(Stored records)

────────

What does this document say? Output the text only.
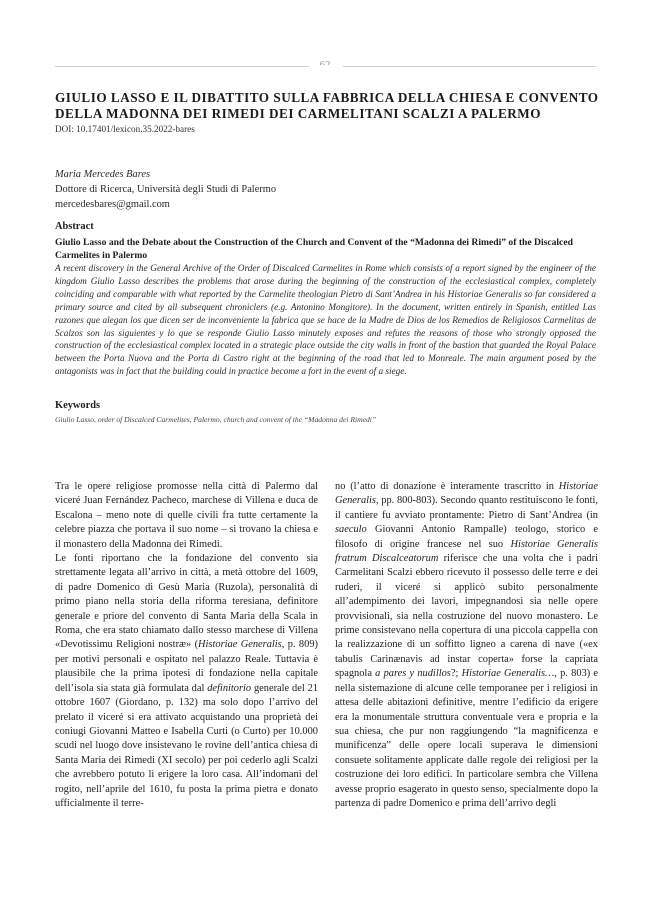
GIULIO LASSO E IL DIBATTITO SULLA FABBRICA DELLA CHIESA E CONVENTO DELLA MADONNA DEI RIMEDI DEI CARMELITANI SCALZI A PALERMO
DOI: 10.17401/lexicon.35.2022-bares
Maria Mercedes Bares
Dottore di Ricerca, Università degli Studi di Palermo
mercedesbares@gmail.com
Abstract
Giulio Lasso and the Debate about the Construction of the Church and Convent of the “Madonna dei Rimedi” of the Discalced Carmelites in Palermo

A recent discovery in the General Archive of the Order of Discalced Carmelites in Rome which consists of a report signed by the engineer of the kingdom Giulio Lasso describes the problems that arose during the beginning of the construction of the ecclesiastical complex, completely coinciding and comparable with what reported by the Carmelite theologian Pietro di Sant’Andrea in his Historiae Generalis so far considered a primary source and cited by all subsequent chroniclers (e.g. Antonino Mongitore). In the document, written entirely in Spanish, entitled Las razones que alegan los que dicen ser de inconveniente la fabrica que se hace de la Madre de Dios de los Remedios de Religiosos Carmelitas de Scalzos son las siguientes y lo que se responde Giulio Lasso minutely exposes and refutes the reasons of those who strongly opposed the construction of the ecclesiastical complex located in a strategic place outside the city walls in front of the bastion that guarded the Royal Palace between the Porta Nuova and the Porta di Castro right at the beginning of the road that led to Monreale. The main argument posed by the antagonists was in fact that the building could in practice become a fort in the event of a siege.

Keywords
Giulio Lasso, order of Discalced Carmelites, Palermo, church and convent of the “Madonna dei Rimedi”

Tra le opere religiose promosse nella città di Palermo dal viceré Juan Fernández Pacheco, marchese di Villena e duca de Escalona – meno note di quelle civili fra tutte certamente la celebre piazza che portava il suo nome – si trovano la chiesa e il monastero della Madonna dei Rimedi.

Le fonti riportano che la fondazione del convento sia strettamente legata all’arrivo in città, a metà ottobre del 1609, di padre Domenico di Gesù Maria (Ruzola), personalità di primo piano nella storia della riforma teresiana, definitore generale e priore del convento di Santa Maria della Scala in Roma, che era stato chiamato dallo stesso marchese di Villena «Devotissimu Religioni nostræ» (Historiae Generalis, p. 809) per motivi personali e ospitato nel palazzo Reale. Tuttavia è plausibile che la prima ipotesi di fondazione nella capitale dell’isola sia stata già formulata dal definitorio generale del 21 ottobre 1607 (Giordano, p. 132) ma solo dopo l’arrivo del prelato il viceré si era attivato acquistando una proprietà dei coniugi Giovanni Matteo e Isabella Curti (o Curto) per 10.000 scudi nel luogo dove insistevano le rovine dell’antica chiesa di Santa Maria dei Rimedi (XI secolo) per poi cederlo agli Scalzi che avrebbero potuto lì erigere la loro casa. All’indomani del rogito, nell’aprile del 1610, fu posta la prima pietra e donato ufficialmente il terre-

no (l’atto di donazione è interamente trascritto in Historiae Generalis, pp. 800-803). Secondo quanto restituiscono le fonti, il cantiere fu avviato prontamente: Pietro di Sant’Andrea (in saeculo Giovanni Antonio Rampalle) teologo, storico e filosofo di origine francese nel suo Historiae Generalis fratrum Discalceatorum riferisce che una volta che i padri Carmelitani Scalzi ebbero ricevuto il possesso delle terre e dei ruderi, il viceré si applicò subito personalmente all’adempimento dei lavori, impegnandosi sia nelle opere provvisionali, sia nella costruzione del nuovo monastero. Le prime consistevano nella copertura di una piccola cappella con la realizzazione di un soffitto ligneo a carena di nave («ex tabulis Carinænavis ad instar coperta» forse la capriata spagnola a pares y nudillos?; Historiae Generalis…, p. 803) e nella sistemazione di alcune celle temporanee per i religiosi in attesa delle abitazioni definitive, mentre l’edificio da erigere era la monumentale struttura conventuale vera e propria e la sua chiesa, che pur non raggiungendo “la magnificenza e munificenza” delle opere locali superava le dimensioni consuete solitamente applicate dalle regole dei religiosi per la costruzione dei loro edifici. In particolare sembra che Villena avesse proprio esagerato in questo senso, specialmente dopo la partenza di padre Domenico e prima dell’arrivo degli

────────

**SHORT PROBLEM:** Take every line that includes the string "document" and copy it.

**EXERCISE ANSWER:**
What does this document say? Output the text only.
A recent discovery in the General Archive of the Order of Discalced Carmelites in Rome which consists of a report signed by the engineer of the kingdom Giulio Lasso describes the problems that arose during the beginning of the construction of the ecclesiastical complex, completely coinciding and comparable with what reported by the Carmelite theologian Pietro di Sant’Andrea in his Historiae Generalis so far considered a primary source and cited by all subsequent chroniclers (e.g. Antonino Mongitore). In the document, written entirely in Spanish, entitled Las razones que alegan los que dicen ser de inconveniente la fabrica que se hace de la Madre de Dios de los Remedios de Religiosos Carmelitas de Scalzos son las siguientes y lo que se responde Giulio Lasso minutely exposes and refutes the reasons of those who strongly opposed the construction of the ecclesiastical complex located in a strategic place outside the city walls in front of the bastion that guarded the Royal Palace between the Porta Nuova and the Porta di Castro right at the beginning of the road that led to Monreale. The main argument posed by the antagonists was in fact that the building could in practice become a fort in the event of a siege.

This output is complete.